_Work required_
Pick every line from the data that holds the word "nodes".
::::::
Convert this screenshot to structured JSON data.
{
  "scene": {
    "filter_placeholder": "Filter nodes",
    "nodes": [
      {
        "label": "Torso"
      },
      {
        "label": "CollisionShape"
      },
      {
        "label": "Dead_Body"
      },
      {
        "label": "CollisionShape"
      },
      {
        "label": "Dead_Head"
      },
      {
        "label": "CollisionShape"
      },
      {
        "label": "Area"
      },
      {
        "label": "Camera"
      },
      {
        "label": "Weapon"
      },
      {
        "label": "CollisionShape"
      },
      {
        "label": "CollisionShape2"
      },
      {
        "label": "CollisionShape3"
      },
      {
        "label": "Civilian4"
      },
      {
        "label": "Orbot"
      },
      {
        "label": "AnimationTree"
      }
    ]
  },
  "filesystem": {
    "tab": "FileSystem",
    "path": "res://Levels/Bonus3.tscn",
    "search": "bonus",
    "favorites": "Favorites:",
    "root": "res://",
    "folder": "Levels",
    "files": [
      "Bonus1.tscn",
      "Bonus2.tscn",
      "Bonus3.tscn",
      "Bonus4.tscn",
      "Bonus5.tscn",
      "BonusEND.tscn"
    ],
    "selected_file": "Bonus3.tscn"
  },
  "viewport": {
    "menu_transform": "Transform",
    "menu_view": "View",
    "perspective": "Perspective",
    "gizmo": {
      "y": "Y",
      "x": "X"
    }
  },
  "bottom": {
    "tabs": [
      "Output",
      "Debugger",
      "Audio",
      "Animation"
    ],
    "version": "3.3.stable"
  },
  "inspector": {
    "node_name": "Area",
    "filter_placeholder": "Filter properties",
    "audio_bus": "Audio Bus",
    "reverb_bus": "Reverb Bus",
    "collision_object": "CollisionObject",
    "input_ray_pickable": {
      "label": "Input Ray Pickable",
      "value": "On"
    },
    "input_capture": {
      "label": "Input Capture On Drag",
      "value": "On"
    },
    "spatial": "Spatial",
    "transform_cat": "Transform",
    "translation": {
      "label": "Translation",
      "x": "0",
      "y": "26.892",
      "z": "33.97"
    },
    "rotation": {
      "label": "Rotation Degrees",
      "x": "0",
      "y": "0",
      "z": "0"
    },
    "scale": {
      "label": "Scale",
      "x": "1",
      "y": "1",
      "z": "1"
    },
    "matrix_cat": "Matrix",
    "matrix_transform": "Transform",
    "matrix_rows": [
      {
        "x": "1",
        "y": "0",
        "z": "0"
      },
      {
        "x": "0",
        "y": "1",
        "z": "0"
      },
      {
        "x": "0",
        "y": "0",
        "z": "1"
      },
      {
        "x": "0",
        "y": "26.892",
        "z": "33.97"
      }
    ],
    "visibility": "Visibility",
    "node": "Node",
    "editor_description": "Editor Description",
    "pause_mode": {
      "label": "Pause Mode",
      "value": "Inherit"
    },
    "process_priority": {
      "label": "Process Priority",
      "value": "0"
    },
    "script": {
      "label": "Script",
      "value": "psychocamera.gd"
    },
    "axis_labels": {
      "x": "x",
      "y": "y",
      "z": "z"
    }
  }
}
::::::
_Written answer_
    "filter_placeholder": "Filter nodes",
    "nodes": [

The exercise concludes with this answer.